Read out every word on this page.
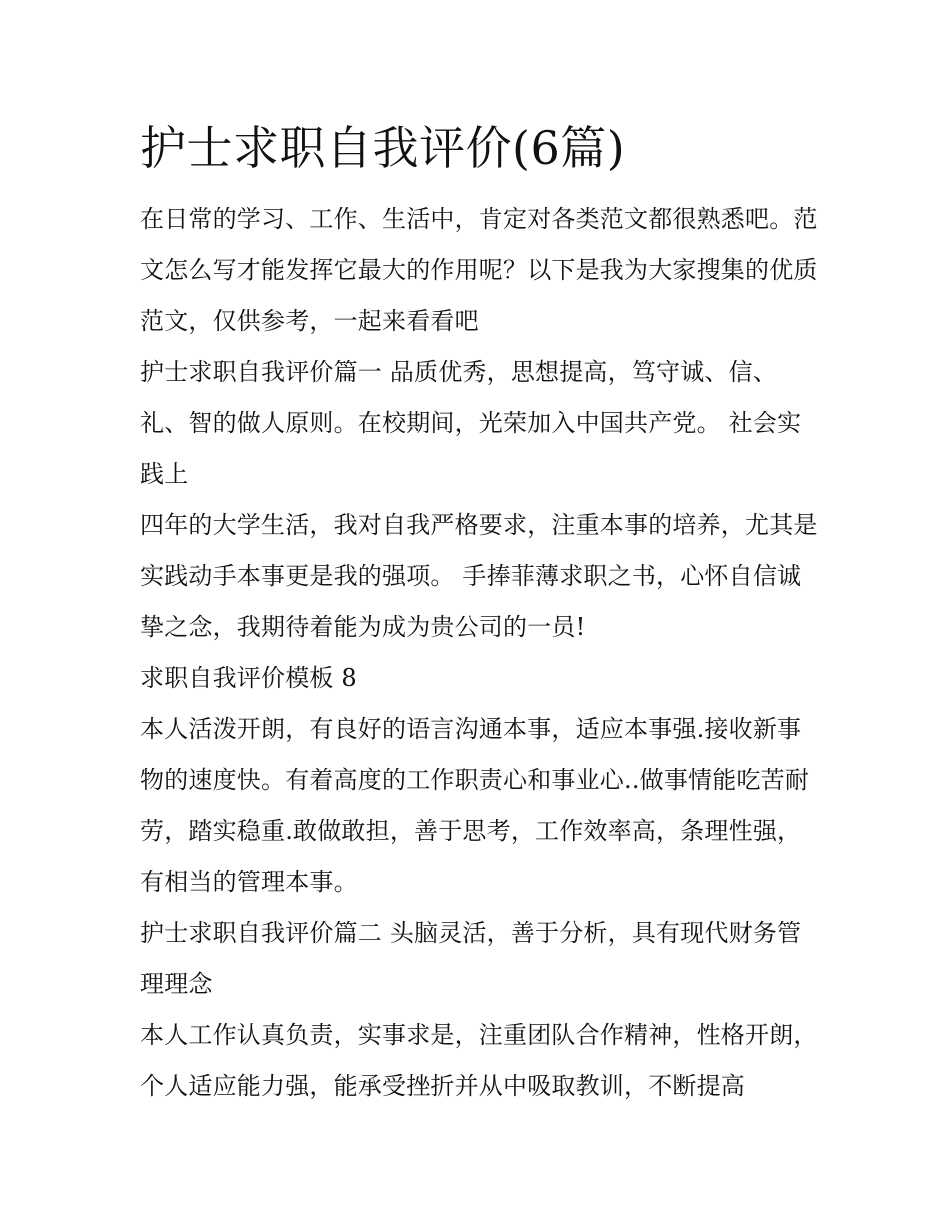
护士求职自我评价(6篇)

在日常的学习、工作、生活中，肯定对各类范文都很熟悉吧。范文怎么写才能发挥它最大的作用呢？以下是我为大家搜集的优质范文，仅供参考，一起来看看吧

护士求职自我评价篇一 品质优秀，思想提高，笃守诚、信、礼、智的做人原则。在校期间，光荣加入中国共产党。 社会实践上

四年的大学生活，我对自我严格要求，注重本事的培养，尤其是实践动手本事更是我的强项。 手捧菲薄求职之书，心怀自信诚挚之念，我期待着能为成为贵公司的一员!

求职自我评价模板 8

本人活泼开朗，有良好的语言沟通本事，适应本事强.接收新事物的速度快。有着高度的工作职责心和事业心..做事情能吃苦耐劳，踏实稳重.敢做敢担，善于思考，工作效率高，条理性强，有相当的管理本事。

护士求职自我评价篇二 头脑灵活，善于分析，具有现代财务管理理念

本人工作认真负责，实事求是，注重团队合作精神，性格开朗，个人适应能力强，能承受挫折并从中吸取教训，不断提高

### The problem:
Skip every picture and transcribe the data above exactly.

### Solution below:
Read out every word on this page.
护士求职自我评价(6篇)

在日常的学习、工作、生活中，肯定对各类范文都很熟悉吧。范文怎么写才能发挥它最大的作用呢？以下是我为大家搜集的优质范文，仅供参考，一起来看看吧

护士求职自我评价篇一 品质优秀，思想提高，笃守诚、信、礼、智的做人原则。在校期间，光荣加入中国共产党。 社会实践上

四年的大学生活，我对自我严格要求，注重本事的培养，尤其是实践动手本事更是我的强项。 手捧菲薄求职之书，心怀自信诚挚之念，我期待着能为成为贵公司的一员!

求职自我评价模板 8

本人活泼开朗，有良好的语言沟通本事，适应本事强.接收新事物的速度快。有着高度的工作职责心和事业心..做事情能吃苦耐劳，踏实稳重.敢做敢担，善于思考，工作效率高，条理性强，有相当的管理本事。

护士求职自我评价篇二 头脑灵活，善于分析，具有现代财务管理理念

本人工作认真负责，实事求是，注重团队合作精神，性格开朗，个人适应能力强，能承受挫折并从中吸取教训，不断提高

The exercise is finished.